Dataset rows for document pages

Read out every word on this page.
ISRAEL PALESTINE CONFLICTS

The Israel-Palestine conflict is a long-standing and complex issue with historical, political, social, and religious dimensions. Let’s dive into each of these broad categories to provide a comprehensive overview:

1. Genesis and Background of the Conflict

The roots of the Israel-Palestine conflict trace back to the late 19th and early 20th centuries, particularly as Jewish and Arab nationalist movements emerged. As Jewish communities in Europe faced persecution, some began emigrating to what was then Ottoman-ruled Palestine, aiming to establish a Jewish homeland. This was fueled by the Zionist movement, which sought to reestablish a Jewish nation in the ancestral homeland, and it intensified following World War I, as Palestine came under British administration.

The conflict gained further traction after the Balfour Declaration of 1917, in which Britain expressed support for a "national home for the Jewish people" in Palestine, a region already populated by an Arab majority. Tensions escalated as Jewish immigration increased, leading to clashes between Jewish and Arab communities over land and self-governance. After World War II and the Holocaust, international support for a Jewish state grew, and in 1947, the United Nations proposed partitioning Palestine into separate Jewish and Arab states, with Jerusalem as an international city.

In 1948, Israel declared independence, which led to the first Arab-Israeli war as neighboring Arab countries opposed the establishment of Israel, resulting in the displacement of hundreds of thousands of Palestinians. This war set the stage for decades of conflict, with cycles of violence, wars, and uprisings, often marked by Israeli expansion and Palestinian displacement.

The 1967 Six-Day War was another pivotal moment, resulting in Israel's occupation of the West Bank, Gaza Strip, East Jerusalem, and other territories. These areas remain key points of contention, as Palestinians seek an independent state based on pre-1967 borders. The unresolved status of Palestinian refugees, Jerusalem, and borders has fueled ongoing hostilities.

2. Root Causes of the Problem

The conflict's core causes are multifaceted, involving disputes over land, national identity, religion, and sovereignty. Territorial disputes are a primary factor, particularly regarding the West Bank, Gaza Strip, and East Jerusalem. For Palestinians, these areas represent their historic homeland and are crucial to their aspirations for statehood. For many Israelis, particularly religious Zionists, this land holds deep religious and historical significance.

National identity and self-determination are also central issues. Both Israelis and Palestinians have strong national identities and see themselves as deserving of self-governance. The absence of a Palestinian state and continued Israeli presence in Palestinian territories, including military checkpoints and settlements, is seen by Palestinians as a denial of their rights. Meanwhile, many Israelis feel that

...

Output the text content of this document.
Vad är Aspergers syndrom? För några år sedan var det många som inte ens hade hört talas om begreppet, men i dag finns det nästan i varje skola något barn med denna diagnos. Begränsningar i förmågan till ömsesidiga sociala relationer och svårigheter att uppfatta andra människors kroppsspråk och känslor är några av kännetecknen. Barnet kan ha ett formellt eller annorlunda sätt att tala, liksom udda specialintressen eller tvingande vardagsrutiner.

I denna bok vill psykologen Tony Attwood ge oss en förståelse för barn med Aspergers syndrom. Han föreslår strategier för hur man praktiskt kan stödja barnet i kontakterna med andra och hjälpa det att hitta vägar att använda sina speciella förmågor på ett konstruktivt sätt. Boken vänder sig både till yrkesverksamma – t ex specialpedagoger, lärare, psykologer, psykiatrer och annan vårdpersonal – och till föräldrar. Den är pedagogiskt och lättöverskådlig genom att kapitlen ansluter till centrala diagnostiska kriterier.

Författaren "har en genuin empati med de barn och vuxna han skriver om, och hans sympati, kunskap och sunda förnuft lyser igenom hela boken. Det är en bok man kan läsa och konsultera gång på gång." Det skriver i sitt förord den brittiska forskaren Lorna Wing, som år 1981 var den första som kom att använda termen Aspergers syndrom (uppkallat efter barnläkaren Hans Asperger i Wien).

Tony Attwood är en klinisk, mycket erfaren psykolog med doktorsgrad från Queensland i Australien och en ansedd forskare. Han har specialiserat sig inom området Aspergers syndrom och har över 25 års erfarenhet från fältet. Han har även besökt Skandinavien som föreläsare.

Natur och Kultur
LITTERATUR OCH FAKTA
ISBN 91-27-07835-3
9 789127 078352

- Exercise aim
Locate the lines above that hold the word "which". Show every one of them.

- Result
The roots of the Israel-Palestine conflict trace back to the late 19th and early 20th centuries, particularly as Jewish and Arab nationalist movements emerged. As Jewish communities in Europe faced persecution, some began emigrating to what was then Ottoman-ruled Palestine, aiming to establish a Jewish homeland. This was fueled by the Zionist movement, which sought to reestablish a Jewish nation in the ancestral homeland, and it intensified following World War I, as Palestine came under British administration.
The conflict gained further traction after the Balfour Declaration of 1917, in which Britain expressed support for a "national home for the Jewish people" in Palestine, a region already populated by an Arab majority. Tensions escalated as Jewish immigration increased, leading to clashes between Jewish and Arab communities over land and self-governance. After World War II and the Holocaust, international support for a Jewish state grew, and in 1947, the United Nations proposed partitioning Palestine into separate Jewish and Arab states, with Jerusalem as an international city.
In 1948, Israel declared independence, which led to the first Arab-Israeli war as neighboring Arab countries opposed the establishment of Israel, resulting in the displacement of hundreds of thousands of Palestinians. This war set the stage for decades of conflict, with cycles of violence, wars, and uprisings, often marked by Israeli expansion and Palestinian displacement.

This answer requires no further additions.